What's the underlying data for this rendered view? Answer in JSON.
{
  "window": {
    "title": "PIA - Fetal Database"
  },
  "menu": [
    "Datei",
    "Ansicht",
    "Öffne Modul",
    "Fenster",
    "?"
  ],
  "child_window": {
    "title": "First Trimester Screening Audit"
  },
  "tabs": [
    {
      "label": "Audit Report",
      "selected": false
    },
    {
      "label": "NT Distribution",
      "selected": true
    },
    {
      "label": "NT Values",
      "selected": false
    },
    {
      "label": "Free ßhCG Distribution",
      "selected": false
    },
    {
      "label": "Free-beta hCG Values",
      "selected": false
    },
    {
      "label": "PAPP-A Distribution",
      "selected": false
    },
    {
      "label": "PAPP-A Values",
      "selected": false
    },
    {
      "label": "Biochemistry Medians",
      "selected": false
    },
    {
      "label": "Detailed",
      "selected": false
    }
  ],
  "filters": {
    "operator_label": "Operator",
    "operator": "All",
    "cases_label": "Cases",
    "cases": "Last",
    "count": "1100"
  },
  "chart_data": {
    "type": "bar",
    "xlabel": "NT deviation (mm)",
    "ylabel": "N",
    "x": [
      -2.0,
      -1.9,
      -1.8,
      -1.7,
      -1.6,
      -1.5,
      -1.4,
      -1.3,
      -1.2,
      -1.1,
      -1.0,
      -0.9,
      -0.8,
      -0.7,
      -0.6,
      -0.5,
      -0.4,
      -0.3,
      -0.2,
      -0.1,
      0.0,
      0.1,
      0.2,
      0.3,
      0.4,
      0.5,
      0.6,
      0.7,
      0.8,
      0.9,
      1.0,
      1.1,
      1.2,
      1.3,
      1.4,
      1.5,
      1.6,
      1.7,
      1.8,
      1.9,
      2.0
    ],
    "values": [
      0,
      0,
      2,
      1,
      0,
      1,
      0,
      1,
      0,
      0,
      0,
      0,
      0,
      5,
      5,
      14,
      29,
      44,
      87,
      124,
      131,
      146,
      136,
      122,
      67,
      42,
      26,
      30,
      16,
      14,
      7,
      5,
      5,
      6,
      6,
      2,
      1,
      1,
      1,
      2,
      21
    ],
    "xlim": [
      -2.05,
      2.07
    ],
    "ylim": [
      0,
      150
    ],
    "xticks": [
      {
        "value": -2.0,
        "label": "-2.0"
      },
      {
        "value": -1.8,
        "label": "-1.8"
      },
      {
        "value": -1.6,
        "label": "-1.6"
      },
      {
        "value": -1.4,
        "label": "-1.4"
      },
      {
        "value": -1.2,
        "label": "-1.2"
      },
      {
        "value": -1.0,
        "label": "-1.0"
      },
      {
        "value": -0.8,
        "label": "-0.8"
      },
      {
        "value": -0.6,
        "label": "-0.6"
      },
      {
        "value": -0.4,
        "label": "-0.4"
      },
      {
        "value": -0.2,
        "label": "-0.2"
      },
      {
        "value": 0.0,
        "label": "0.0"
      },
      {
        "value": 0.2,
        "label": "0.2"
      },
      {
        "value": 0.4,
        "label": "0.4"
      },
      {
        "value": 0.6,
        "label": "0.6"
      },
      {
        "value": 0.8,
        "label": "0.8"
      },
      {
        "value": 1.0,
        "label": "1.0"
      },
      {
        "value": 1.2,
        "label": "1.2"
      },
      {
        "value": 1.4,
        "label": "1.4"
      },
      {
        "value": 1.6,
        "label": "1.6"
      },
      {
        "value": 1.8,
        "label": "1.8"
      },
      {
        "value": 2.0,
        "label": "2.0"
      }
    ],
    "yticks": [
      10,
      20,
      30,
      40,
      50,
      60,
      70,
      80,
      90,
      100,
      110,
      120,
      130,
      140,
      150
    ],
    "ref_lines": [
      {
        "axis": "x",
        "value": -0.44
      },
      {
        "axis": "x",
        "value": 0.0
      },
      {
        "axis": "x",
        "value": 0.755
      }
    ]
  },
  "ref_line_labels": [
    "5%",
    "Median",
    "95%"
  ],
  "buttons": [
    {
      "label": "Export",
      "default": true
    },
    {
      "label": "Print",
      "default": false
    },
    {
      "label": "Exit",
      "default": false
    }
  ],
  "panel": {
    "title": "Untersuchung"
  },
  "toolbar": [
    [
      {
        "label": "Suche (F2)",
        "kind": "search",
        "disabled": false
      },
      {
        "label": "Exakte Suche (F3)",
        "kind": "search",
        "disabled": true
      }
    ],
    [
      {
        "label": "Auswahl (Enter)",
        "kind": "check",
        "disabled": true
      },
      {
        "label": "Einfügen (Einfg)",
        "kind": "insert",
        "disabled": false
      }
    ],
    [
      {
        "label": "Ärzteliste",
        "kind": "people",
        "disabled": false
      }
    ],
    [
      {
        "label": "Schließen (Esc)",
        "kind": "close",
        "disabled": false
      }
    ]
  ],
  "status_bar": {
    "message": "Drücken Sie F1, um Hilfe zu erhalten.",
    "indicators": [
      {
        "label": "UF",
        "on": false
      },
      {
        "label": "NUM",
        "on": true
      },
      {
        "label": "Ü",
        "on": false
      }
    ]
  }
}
..........
* **Instructions for the task**
Which lines in the listing above hold the word "PAPP"? Show each of them.

* **Answer to this task**
      "label": "PAPP-A Distribution",
      "label": "PAPP-A Values",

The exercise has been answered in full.